> [Element boundary data]
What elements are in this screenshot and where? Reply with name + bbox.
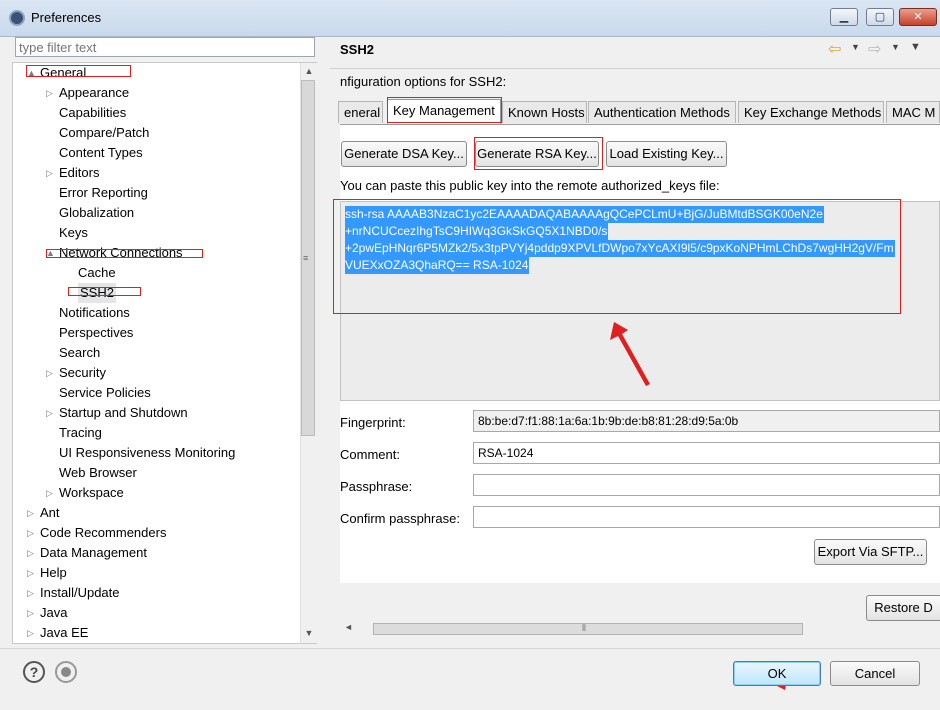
hscroll-thumb[interactable] (373, 623, 803, 635)
tree-item[interactable]: Compare/Patch (59, 123, 149, 143)
generate-dsa-key-button[interactable]: Generate DSA Key... (341, 141, 467, 167)
tree-item[interactable]: Web Browser (59, 463, 137, 483)
preference-tree: ▲ General ▷ Appearance Capabilities Compare/P… (12, 62, 317, 644)
tree-item[interactable]: Content Types (59, 143, 143, 163)
tree-item[interactable]: Appearance (59, 83, 129, 103)
tab-general[interactable]: eneral (338, 101, 383, 123)
tree-expand-icon[interactable]: ▷ (46, 408, 56, 419)
tree-item[interactable]: Java EE (40, 623, 88, 643)
tree-item[interactable]: Capabilities (59, 103, 126, 123)
scroll-down-icon[interactable]: ▼ (301, 628, 317, 638)
paste-instructions: You can paste this public key into the r… (340, 178, 720, 193)
tree-expand-icon[interactable]: ▷ (27, 548, 37, 559)
tab-authentication-methods[interactable]: Authentication Methods (588, 101, 736, 123)
tree-item[interactable]: Error Reporting (59, 183, 148, 203)
tree-item[interactable]: Code Recommenders (40, 523, 166, 543)
tree-expand-icon[interactable]: ▷ (46, 488, 56, 499)
tree-expand-icon[interactable]: ▷ (46, 168, 56, 179)
tab-mac-methods[interactable]: MAC M (886, 101, 940, 123)
ok-button[interactable]: OK (733, 661, 821, 686)
grip-icon: ⦀ (582, 623, 586, 633)
passphrase-field[interactable] (473, 474, 940, 496)
tree-expand-icon[interactable]: ▷ (27, 608, 37, 619)
footer-divider (0, 648, 940, 649)
export-via-sftp-button[interactable]: Export Via SFTP... (814, 539, 927, 565)
tree-expand-icon[interactable]: ▷ (27, 588, 37, 599)
load-existing-key-button[interactable]: Load Existing Key... (606, 141, 727, 167)
preferences-gear-icon (9, 10, 25, 26)
cancel-button[interactable]: Cancel (830, 661, 920, 686)
comment-field[interactable]: RSA-1024 (473, 442, 940, 464)
tree-item[interactable]: Help (40, 563, 67, 583)
tree-item[interactable]: Globalization (59, 203, 134, 223)
tree-item[interactable]: Security (59, 363, 106, 383)
scroll-left-icon[interactable]: ◄ (344, 622, 353, 632)
tab-key-exchange-methods[interactable]: Key Exchange Methods (738, 101, 884, 123)
tree-item[interactable]: Install/Update (40, 583, 120, 603)
annotation-box-ssh2 (68, 287, 141, 296)
maximize-button[interactable]: ▢ (866, 8, 894, 26)
tree-item[interactable]: UI Responsiveness Monitoring (59, 443, 235, 463)
page-title: SSH2 (340, 42, 374, 57)
annotation-box-key-tab (387, 97, 502, 123)
tree-item[interactable]: Workspace (59, 483, 124, 503)
confirm-passphrase-label: Confirm passphrase: (340, 511, 460, 526)
title-bar (0, 0, 940, 37)
forward-dropdown-icon[interactable]: ▼ (891, 42, 900, 52)
tree-expand-icon[interactable]: ▷ (27, 628, 37, 639)
back-arrow-icon[interactable]: ⇦ (828, 39, 841, 59)
tree-expand-icon[interactable]: ▷ (27, 568, 37, 579)
confirm-passphrase-field[interactable] (473, 506, 940, 528)
tree-expand-icon[interactable]: ▷ (46, 88, 56, 99)
minimize-button[interactable]: ▁ (830, 8, 858, 26)
fingerprint-field: 8b:be:d7:f1:88:1a:6a:1b:9b:de:b8:81:28:d… (473, 410, 940, 432)
tree-item[interactable]: Cache (78, 263, 116, 283)
passphrase-label: Passphrase: (340, 479, 413, 494)
tree-item[interactable]: Java (40, 603, 67, 623)
tree-expand-icon[interactable]: ▷ (27, 508, 37, 519)
tree-item[interactable]: Ant (40, 503, 60, 523)
grip-icon: ≡ (303, 253, 309, 263)
tree-expand-icon[interactable]: ▷ (46, 368, 56, 379)
help-icon[interactable]: ? (23, 661, 45, 683)
annotation-box-key (333, 199, 901, 314)
header-divider (330, 68, 940, 69)
tree-item[interactable]: Service Policies (59, 383, 151, 403)
forward-arrow-icon[interactable]: ⇨ (868, 39, 881, 59)
annotation-box-rsa (474, 137, 603, 170)
tree-item[interactable]: Data Management (40, 543, 147, 563)
view-menu-icon[interactable]: ▼ (910, 41, 921, 53)
annotation-arrow-icon (610, 322, 650, 386)
tree-item[interactable]: Tracing (59, 423, 102, 443)
fingerprint-label: Fingerprint: (340, 415, 406, 430)
comment-label: Comment: (340, 447, 400, 462)
tree-item[interactable]: Search (59, 343, 100, 363)
config-label: nfiguration options for SSH2: (340, 74, 507, 89)
annotation-box-general (26, 65, 131, 77)
restore-defaults-button[interactable]: Restore D (866, 595, 940, 621)
tree-item[interactable]: Notifications (59, 303, 130, 323)
tab-known-hosts[interactable]: Known Hosts (502, 101, 587, 123)
tree-expand-icon[interactable]: ▷ (27, 528, 37, 539)
scroll-up-icon[interactable]: ▲ (301, 66, 317, 76)
tree-item[interactable]: Keys (59, 223, 88, 243)
tree-item[interactable]: Perspectives (59, 323, 133, 343)
filter-input[interactable] (15, 37, 315, 57)
window-title: Preferences (31, 10, 102, 25)
record-macro-icon[interactable] (55, 661, 77, 683)
close-button[interactable]: ✕ (899, 8, 937, 26)
annotation-box-network (46, 249, 203, 258)
back-dropdown-icon[interactable]: ▼ (851, 42, 860, 52)
tree-item[interactable]: Editors (59, 163, 99, 183)
tree-item[interactable]: Startup and Shutdown (59, 403, 188, 423)
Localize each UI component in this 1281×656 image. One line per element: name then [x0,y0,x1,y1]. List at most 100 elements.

> [TASK]
Could you repeat, word for word, the data lines starting at the line containing "hscroll-thumb[interactable] (373, 623, 803, 635)" and ending at the line containing "load-existing-key-button[interactable]: Load Existing", including both of those lines?

> [SOLUTION BELOW]
hscroll-thumb[interactable] (373, 623, 803, 635)
tree-item[interactable]: Compare/Patch (59, 123, 149, 143)
generate-dsa-key-button[interactable]: Generate DSA Key... (341, 141, 467, 167)
tree-item[interactable]: Web Browser (59, 463, 137, 483)
preference-tree: ▲ General ▷ Appearance Capabilities Compare/P… (12, 62, 317, 644)
tree-item[interactable]: Content Types (59, 143, 143, 163)
tree-item[interactable]: Appearance (59, 83, 129, 103)
tab-general[interactable]: eneral (338, 101, 383, 123)
tree-expand-icon[interactable]: ▷ (46, 408, 56, 419)
tree-item[interactable]: Java EE (40, 623, 88, 643)
tree-item[interactable]: Capabilities (59, 103, 126, 123)
scroll-down-icon[interactable]: ▼ (301, 628, 317, 638)
paste-instructions: You can paste this public key into the r… (340, 178, 720, 193)
tree-expand-icon[interactable]: ▷ (27, 548, 37, 559)
tab-authentication-methods[interactable]: Authentication Methods (588, 101, 736, 123)
tree-item[interactable]: Error Reporting (59, 183, 148, 203)
tree-item[interactable]: Code Recommenders (40, 523, 166, 543)
tree-expand-icon[interactable]: ▷ (46, 488, 56, 499)
tree-expand-icon[interactable]: ▷ (46, 168, 56, 179)
tab-mac-methods[interactable]: MAC M (886, 101, 940, 123)
ok-button[interactable]: OK (733, 661, 821, 686)
grip-icon: ⦀ (582, 623, 586, 633)
passphrase-field[interactable] (473, 474, 940, 496)
tree-expand-icon[interactable]: ▷ (27, 608, 37, 619)
footer-divider (0, 648, 940, 649)
export-via-sftp-button[interactable]: Export Via SFTP... (814, 539, 927, 565)
tree-expand-icon[interactable]: ▷ (27, 588, 37, 599)
load-existing-key-button[interactable]: Load Existing Key... (606, 141, 727, 167)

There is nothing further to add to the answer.